Search the records for "Отображать" and copy each line that holds it.

GIVEN ENTRIES:
=====

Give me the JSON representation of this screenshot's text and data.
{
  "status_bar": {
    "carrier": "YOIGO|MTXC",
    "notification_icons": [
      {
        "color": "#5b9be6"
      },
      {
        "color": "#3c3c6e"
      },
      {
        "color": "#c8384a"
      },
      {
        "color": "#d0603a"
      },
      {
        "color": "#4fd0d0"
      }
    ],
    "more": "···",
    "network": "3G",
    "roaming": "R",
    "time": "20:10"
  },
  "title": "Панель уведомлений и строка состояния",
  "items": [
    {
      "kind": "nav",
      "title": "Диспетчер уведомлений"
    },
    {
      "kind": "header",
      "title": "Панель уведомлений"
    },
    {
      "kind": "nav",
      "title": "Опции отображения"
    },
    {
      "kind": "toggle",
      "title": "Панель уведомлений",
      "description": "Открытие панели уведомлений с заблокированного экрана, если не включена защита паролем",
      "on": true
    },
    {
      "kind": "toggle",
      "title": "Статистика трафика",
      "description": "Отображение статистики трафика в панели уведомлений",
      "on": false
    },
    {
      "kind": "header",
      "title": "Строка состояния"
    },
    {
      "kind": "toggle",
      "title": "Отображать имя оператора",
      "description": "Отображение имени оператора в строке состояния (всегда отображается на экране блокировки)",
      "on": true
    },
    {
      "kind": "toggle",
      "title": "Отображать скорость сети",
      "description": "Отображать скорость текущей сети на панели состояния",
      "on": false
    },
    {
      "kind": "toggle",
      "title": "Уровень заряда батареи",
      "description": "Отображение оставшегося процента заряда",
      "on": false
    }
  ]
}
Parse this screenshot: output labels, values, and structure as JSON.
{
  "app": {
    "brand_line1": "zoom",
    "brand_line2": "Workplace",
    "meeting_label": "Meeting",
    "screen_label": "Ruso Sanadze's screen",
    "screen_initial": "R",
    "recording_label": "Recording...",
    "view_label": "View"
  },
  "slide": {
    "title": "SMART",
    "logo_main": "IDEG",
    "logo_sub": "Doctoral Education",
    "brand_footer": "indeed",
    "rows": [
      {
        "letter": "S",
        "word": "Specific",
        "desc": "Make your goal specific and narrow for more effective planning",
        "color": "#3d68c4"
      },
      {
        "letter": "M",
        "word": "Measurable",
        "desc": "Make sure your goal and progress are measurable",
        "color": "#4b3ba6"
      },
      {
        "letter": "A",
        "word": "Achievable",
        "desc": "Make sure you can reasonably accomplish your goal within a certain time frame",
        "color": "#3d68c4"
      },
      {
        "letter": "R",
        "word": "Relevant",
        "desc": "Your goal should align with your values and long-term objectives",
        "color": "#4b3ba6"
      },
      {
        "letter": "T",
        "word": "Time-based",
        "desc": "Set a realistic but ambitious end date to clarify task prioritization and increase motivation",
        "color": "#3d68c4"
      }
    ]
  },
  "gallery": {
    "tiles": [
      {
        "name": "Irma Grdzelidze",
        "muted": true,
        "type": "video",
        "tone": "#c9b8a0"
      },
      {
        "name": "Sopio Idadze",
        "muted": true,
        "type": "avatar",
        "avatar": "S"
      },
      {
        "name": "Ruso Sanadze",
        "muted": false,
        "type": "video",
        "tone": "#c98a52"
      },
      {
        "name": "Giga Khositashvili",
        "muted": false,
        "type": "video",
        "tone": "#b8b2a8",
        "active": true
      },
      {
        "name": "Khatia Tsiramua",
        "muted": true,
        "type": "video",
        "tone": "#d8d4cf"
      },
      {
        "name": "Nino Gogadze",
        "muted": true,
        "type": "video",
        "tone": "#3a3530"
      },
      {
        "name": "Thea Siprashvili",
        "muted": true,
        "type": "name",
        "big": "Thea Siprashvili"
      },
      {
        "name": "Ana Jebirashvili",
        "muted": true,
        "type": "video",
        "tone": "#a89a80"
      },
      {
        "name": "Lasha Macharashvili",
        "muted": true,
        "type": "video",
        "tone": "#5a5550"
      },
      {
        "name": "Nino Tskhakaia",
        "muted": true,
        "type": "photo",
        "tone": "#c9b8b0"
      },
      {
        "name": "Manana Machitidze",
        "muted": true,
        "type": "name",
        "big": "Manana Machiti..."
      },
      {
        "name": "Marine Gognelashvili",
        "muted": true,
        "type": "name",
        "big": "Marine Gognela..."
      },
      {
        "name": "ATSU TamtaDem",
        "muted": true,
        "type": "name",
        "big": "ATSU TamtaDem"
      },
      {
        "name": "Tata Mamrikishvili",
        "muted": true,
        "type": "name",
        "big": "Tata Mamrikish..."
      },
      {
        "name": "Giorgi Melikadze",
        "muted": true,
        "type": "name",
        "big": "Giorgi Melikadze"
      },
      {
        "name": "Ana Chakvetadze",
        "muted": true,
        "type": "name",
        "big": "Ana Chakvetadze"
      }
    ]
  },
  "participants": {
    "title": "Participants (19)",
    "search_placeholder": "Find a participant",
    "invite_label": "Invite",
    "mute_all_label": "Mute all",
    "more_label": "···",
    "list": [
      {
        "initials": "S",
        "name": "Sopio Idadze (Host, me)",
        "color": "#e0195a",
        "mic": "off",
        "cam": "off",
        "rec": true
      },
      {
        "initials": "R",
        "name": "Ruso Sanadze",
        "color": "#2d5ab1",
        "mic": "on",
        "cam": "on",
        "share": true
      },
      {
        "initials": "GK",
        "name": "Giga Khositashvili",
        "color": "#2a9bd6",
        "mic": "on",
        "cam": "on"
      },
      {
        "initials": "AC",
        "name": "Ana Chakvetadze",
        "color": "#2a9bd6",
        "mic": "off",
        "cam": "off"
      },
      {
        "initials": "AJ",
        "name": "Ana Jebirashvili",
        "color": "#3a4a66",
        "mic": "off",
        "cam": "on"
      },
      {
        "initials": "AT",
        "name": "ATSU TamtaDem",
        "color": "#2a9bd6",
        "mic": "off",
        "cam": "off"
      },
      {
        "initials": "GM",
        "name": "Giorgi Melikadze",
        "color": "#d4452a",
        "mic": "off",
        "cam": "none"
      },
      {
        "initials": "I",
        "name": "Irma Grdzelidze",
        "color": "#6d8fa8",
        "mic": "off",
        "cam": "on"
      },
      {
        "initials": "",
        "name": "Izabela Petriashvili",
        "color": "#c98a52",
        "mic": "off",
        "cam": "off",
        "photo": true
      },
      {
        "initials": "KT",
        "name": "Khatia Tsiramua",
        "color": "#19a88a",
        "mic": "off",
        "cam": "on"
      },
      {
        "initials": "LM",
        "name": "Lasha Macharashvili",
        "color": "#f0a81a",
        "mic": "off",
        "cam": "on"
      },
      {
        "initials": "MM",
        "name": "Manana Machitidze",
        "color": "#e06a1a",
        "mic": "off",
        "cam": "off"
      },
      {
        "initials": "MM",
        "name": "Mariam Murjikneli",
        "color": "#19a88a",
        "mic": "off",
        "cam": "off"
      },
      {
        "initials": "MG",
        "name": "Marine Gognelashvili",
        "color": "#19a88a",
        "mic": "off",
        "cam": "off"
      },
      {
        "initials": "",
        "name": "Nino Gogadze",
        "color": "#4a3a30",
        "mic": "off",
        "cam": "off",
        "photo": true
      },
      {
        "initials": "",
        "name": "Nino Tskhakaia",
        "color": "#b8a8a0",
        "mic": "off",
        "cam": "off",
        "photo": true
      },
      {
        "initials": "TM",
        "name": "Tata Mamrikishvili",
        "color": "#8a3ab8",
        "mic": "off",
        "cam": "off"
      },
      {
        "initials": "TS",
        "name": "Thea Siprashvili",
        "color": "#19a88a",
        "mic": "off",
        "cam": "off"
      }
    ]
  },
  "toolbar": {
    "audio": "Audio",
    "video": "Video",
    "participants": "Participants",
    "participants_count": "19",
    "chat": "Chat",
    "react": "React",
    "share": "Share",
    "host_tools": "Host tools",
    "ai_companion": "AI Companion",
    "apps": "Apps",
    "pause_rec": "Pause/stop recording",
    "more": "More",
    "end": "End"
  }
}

=====

OUTPUT BELOW:
      "title": "Отображать имя оператора",
      "title": "Отображать скорость сети",
      "description": "Отображать скорость текущей сети на панели состояния",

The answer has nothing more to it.